::: TEKSTFRAGMENT

Geen garanties

minder positieve kanten van de civil society


particularisme
ontstaan vanuit de vector zelfbeschikking 
als de civil society zelf bepaalt wie zij helpt, waar zij helpt, hoe zij helpt en onder welke voorwaarde de hulp gebieden wordt kan willekeur ontstaan.
er is sprake van subjectieve criteria 
(niet tot eigen groep of ander subcultureel gedrag vertonen) 
(dit willekeur is er niet als een overheid op basis van wetten en regelgeving bepaalt wie er recht op een voorziening heeft)

paternalisme
dit heeft vanuit een pedagogisch oogpunt een duidelijke plus
kinderen en jongeren hebben behoefte aan opvoeding inclusief de overdracht van normen en waarden en sociale omgangsnormen
Paternalisme en opvoeding zijn met elkaar verbonden
-aandachtspunt-
normen en waarden zijn niet noodzakelijkerwijs in overeenstemming met de levensvisie van de begunstigden (Youth for Christ) (Overheidsbeleid qua inenten)

::::::
::: AANGELEVERD MATERIAAL

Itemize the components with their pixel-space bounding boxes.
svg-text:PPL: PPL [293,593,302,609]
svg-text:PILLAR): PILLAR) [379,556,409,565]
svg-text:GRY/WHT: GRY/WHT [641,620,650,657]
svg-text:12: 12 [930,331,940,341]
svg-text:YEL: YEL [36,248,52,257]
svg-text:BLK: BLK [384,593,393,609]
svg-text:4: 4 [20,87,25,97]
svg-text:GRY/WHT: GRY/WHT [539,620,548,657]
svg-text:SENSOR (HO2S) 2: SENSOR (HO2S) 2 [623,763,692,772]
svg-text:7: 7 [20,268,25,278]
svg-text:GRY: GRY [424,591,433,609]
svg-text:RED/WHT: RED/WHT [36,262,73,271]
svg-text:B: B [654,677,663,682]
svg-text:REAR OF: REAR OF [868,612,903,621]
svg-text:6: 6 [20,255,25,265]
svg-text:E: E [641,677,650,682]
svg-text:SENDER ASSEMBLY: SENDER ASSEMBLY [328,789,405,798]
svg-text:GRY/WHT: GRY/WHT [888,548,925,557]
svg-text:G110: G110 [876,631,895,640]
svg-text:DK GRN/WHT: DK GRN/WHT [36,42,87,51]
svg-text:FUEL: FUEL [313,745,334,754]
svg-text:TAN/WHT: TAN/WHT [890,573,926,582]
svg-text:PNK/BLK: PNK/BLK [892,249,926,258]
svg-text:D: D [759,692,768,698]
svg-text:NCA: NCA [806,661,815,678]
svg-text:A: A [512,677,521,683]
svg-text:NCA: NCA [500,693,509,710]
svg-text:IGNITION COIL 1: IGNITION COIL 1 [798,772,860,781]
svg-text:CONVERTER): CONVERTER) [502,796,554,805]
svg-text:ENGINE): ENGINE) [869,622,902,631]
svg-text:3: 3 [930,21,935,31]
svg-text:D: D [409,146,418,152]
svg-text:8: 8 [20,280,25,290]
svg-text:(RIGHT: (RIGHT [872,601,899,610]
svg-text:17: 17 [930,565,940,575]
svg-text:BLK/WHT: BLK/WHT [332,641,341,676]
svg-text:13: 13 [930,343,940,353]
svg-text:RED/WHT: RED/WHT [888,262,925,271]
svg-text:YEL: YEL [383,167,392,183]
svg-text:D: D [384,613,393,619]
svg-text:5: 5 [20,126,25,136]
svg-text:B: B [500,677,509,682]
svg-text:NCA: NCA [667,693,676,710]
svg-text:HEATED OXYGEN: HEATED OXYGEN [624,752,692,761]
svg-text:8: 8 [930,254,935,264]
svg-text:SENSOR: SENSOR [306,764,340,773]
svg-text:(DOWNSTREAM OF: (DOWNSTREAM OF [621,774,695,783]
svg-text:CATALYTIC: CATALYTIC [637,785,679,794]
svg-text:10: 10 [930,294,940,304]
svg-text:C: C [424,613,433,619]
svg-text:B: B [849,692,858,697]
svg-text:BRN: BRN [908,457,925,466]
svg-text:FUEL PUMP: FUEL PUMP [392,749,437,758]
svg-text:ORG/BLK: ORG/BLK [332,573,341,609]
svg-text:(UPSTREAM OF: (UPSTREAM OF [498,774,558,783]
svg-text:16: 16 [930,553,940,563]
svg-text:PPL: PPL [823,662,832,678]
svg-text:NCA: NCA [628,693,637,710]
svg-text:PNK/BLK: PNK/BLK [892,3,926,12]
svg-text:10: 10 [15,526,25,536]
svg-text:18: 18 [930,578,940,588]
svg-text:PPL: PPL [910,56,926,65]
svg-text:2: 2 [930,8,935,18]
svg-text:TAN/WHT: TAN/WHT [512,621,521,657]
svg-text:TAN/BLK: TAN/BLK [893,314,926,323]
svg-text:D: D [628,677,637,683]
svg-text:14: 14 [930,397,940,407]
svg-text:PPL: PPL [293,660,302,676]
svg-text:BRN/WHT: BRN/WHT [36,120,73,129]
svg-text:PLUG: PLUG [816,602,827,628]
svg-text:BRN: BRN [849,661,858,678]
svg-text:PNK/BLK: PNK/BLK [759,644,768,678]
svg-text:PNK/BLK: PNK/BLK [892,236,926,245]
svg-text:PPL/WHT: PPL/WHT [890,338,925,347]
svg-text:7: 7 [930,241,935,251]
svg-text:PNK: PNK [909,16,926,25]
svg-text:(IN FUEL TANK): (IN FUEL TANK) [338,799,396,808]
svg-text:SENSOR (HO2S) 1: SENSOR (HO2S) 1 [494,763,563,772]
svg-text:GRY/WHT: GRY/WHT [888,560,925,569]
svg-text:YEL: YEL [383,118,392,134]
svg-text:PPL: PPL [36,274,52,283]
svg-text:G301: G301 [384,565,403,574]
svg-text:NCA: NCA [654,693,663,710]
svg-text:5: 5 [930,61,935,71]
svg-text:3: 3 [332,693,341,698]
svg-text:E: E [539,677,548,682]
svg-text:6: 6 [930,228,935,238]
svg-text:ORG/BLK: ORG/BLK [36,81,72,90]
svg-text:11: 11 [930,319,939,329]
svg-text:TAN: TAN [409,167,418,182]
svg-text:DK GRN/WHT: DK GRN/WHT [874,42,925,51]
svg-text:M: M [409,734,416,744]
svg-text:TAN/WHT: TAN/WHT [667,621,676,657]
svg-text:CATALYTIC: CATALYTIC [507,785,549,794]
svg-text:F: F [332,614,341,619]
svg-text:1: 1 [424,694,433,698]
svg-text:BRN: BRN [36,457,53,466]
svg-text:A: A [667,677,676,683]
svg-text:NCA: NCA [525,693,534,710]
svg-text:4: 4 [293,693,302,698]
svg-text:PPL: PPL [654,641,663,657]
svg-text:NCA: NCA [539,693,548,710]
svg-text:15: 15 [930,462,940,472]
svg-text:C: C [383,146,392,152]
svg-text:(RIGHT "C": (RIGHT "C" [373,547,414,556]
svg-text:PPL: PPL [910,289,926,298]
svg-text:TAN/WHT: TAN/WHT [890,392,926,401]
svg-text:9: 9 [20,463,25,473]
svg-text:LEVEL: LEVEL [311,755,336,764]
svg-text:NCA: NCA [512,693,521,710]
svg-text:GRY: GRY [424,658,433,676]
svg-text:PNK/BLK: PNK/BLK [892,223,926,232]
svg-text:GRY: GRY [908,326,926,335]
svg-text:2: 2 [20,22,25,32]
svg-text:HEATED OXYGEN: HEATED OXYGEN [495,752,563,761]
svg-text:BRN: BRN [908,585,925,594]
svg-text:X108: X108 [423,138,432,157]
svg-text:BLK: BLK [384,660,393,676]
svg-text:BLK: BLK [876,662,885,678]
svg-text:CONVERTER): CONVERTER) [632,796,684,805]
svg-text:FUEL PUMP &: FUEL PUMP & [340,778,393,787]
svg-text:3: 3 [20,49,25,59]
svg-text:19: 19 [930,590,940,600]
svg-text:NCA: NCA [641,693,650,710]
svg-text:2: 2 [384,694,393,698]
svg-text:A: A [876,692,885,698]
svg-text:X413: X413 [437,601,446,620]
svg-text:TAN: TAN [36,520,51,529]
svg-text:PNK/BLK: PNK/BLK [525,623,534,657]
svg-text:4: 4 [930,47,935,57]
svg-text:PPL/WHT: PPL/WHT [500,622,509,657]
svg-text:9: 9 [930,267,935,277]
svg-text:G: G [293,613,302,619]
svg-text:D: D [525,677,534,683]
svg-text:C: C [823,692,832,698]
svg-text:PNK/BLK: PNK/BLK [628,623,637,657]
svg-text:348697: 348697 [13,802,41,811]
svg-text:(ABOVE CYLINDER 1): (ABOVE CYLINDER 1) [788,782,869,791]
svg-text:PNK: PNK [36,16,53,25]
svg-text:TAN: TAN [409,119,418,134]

::::::

OPGAVEN
A – Waaruit ontstaat particularisme volgens het tekstfragment over de civil society?
B – Typ uit het tekstfragment over de civil society het stuk tussen "er is sprake" en "een voorziening heeft)" letterlijk over, met die woorden erbij.

ANTWOORDEN
A – Uit de vector zelfbeschikking.

B –
er is sprake van subjectieve criteria 
(niet tot eigen groep of ander subcultureel gedrag vertonen) 
(dit willekeur is er niet als een overheid op basis van wetten en regelgeving bepaalt wie er recht op een voorziening heeft)